> **Work required**: All records should be reproduced verbatim.

> **Information supplied**:
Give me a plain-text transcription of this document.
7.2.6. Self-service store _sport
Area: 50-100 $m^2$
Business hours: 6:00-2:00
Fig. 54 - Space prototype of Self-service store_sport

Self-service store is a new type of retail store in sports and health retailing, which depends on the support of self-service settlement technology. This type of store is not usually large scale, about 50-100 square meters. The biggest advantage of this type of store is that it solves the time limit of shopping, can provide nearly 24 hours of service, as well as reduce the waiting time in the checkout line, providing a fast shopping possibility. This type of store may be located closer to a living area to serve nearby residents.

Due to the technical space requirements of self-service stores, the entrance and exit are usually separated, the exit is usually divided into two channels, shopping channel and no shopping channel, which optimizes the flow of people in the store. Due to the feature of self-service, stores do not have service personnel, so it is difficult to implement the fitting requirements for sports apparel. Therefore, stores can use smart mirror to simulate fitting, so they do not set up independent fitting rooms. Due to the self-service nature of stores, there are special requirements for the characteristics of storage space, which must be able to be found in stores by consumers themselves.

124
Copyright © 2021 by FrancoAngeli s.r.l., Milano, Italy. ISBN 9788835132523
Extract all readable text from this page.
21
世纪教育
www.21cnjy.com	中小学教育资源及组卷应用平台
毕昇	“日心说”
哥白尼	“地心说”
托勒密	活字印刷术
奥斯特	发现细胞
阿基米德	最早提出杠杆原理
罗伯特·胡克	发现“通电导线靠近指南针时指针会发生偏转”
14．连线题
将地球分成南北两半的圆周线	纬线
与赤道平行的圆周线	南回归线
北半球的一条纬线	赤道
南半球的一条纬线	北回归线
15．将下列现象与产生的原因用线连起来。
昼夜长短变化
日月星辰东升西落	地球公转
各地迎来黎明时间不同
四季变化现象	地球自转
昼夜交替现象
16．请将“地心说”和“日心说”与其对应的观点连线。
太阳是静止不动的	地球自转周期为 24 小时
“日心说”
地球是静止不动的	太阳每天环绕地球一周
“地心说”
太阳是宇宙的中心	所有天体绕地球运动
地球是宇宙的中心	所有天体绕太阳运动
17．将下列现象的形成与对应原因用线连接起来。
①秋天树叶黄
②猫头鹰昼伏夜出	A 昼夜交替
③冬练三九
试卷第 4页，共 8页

> **Completed exercise**:
Give me a plain-text transcription of this document.
7.2.6. Self-service store _sport
Area: 50-100 $m^2$
Business hours: 6:00-2:00
Fig. 54 - Space prototype of Self-service store_sport

Self-service store is a new type of retail store in sports and health retailing, which depends on the support of self-service settlement technology. This type of store is not usually large scale, about 50-100 square meters. The biggest advantage of this type of store is that it solves the time limit of shopping, can provide nearly 24 hours of service, as well as reduce the waiting time in the checkout line, providing a fast shopping possibility. This type of store may be located closer to a living area to serve nearby residents.

Due to the technical space requirements of self-service stores, the entrance and exit are usually separated, the exit is usually divided into two channels, shopping channel and no shopping channel, which optimizes the flow of people in the store. Due to the feature of self-service, stores do not have service personnel, so it is difficult to implement the fitting requirements for sports apparel. Therefore, stores can use smart mirror to simulate fitting, so they do not set up independent fitting rooms. Due to the self-service nature of stores, there are special requirements for the characteristics of storage space, which must be able to be found in stores by consumers themselves.

124
Copyright © 2021 by FrancoAngeli s.r.l., Milano, Italy. ISBN 9788835132523
Extract all readable text from this page.
21
世纪教育
www.21cnjy.com	中小学教育资源及组卷应用平台
毕昇	“日心说”
哥白尼	“地心说”
托勒密	活字印刷术
奥斯特	发现细胞
阿基米德	最早提出杠杆原理
罗伯特·胡克	发现“通电导线靠近指南针时指针会发生偏转”
14．连线题
将地球分成南北两半的圆周线	纬线
与赤道平行的圆周线	南回归线
北半球的一条纬线	赤道
南半球的一条纬线	北回归线
15．将下列现象与产生的原因用线连起来。
昼夜长短变化
日月星辰东升西落	地球公转
各地迎来黎明时间不同
四季变化现象	地球自转
昼夜交替现象
16．请将“地心说”和“日心说”与其对应的观点连线。
太阳是静止不动的	地球自转周期为 24 小时
“日心说”
地球是静止不动的	太阳每天环绕地球一周
“地心说”
太阳是宇宙的中心	所有天体绕地球运动
地球是宇宙的中心	所有天体绕太阳运动
17．将下列现象的形成与对应原因用线连接起来。
①秋天树叶黄
②猫头鹰昼伏夜出	A 昼夜交替
③冬练三九
试卷第 4页，共 8页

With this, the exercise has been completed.